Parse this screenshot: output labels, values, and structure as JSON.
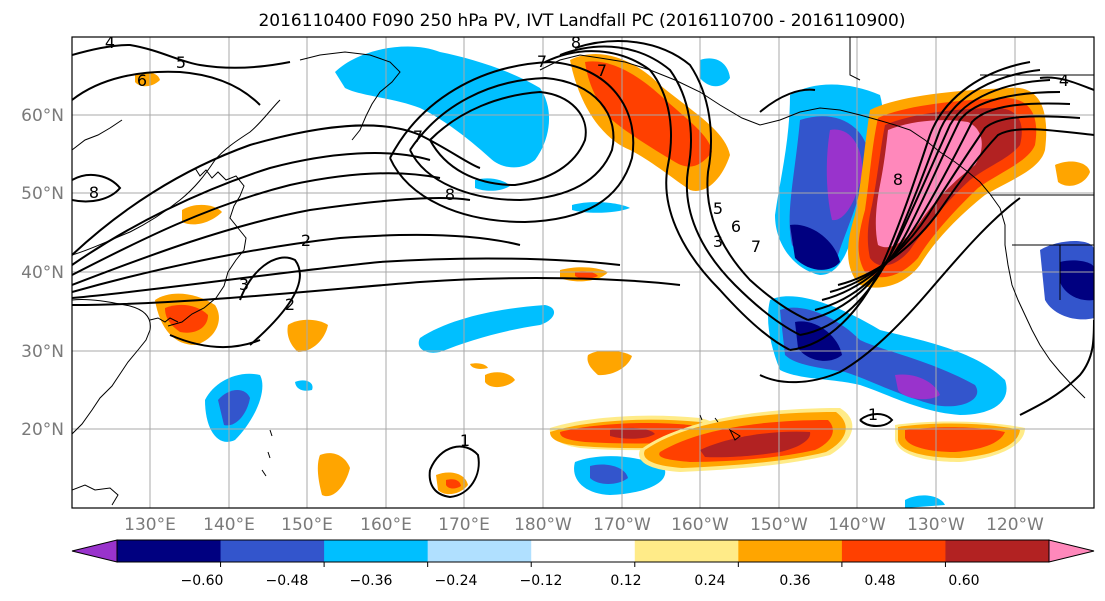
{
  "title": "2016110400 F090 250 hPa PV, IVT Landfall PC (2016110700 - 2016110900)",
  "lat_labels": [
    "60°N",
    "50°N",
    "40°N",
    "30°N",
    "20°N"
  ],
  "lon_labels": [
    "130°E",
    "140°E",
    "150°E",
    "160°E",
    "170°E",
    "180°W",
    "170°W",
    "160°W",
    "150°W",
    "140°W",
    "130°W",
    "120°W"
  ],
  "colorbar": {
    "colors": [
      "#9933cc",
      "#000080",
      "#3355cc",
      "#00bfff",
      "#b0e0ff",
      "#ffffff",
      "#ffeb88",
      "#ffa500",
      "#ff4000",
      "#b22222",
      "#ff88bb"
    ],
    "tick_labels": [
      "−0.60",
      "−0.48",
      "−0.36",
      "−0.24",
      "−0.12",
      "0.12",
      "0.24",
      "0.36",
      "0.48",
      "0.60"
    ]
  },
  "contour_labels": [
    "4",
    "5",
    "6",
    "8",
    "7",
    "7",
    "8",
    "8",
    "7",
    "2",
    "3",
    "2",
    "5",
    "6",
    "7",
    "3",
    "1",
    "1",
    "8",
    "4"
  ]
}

--

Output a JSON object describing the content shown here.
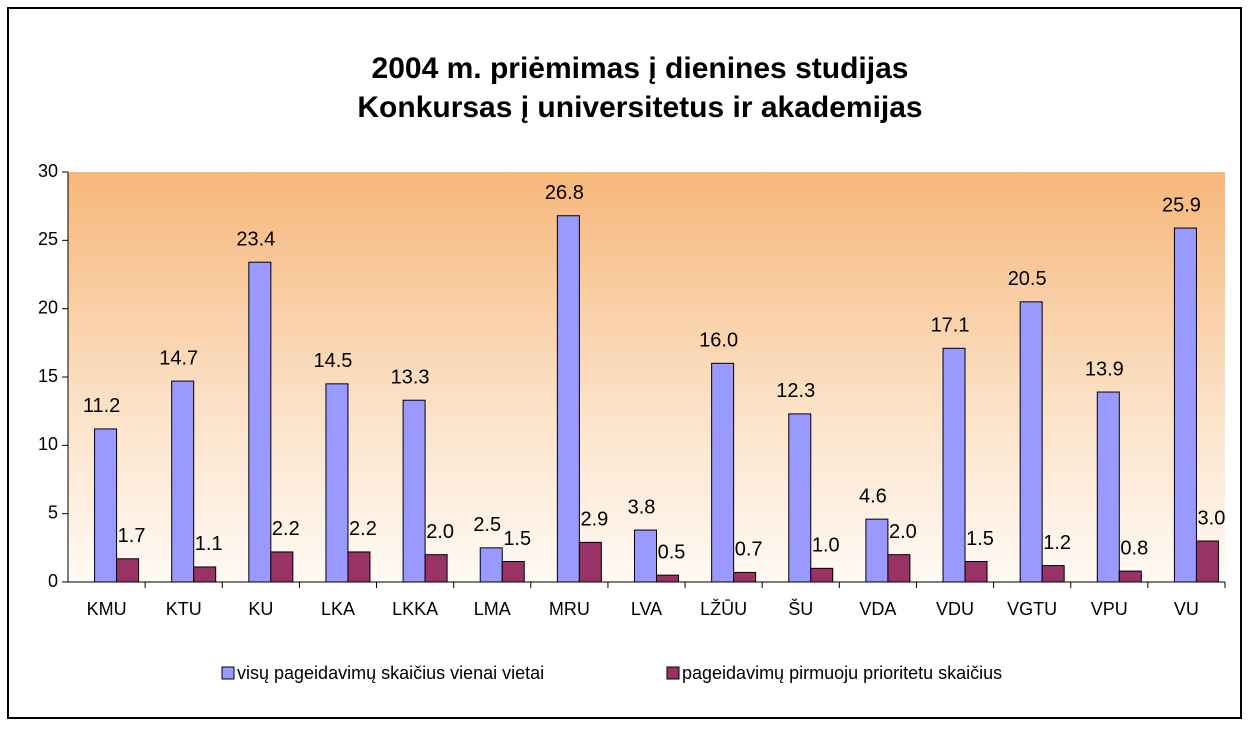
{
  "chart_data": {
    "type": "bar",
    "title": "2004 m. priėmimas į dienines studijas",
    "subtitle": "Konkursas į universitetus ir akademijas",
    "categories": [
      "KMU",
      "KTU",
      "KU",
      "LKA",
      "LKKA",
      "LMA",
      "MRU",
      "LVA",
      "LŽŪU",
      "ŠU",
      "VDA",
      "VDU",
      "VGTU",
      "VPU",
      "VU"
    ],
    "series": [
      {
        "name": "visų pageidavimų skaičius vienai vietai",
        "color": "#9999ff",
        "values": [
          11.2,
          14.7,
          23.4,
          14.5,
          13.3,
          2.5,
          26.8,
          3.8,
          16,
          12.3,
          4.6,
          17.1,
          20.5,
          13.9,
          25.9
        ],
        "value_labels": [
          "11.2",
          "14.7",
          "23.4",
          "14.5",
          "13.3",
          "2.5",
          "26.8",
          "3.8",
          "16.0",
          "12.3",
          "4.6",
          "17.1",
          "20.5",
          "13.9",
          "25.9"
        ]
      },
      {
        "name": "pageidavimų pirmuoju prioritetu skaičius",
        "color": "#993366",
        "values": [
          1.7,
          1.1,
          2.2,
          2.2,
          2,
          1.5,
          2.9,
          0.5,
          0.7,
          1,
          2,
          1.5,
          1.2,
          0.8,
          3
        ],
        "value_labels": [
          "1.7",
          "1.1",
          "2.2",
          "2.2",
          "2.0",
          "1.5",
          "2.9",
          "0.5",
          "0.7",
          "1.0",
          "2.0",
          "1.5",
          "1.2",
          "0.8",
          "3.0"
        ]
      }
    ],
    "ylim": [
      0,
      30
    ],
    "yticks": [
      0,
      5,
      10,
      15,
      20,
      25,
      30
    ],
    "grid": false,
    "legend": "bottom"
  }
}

## Stated goal
Select the lines in this material that hold the word "JSON", leaving none out.

## Answer in full
Parse this screenshot: output labels, values, and structure as JSON.
Output a JSON object describing the content shown here.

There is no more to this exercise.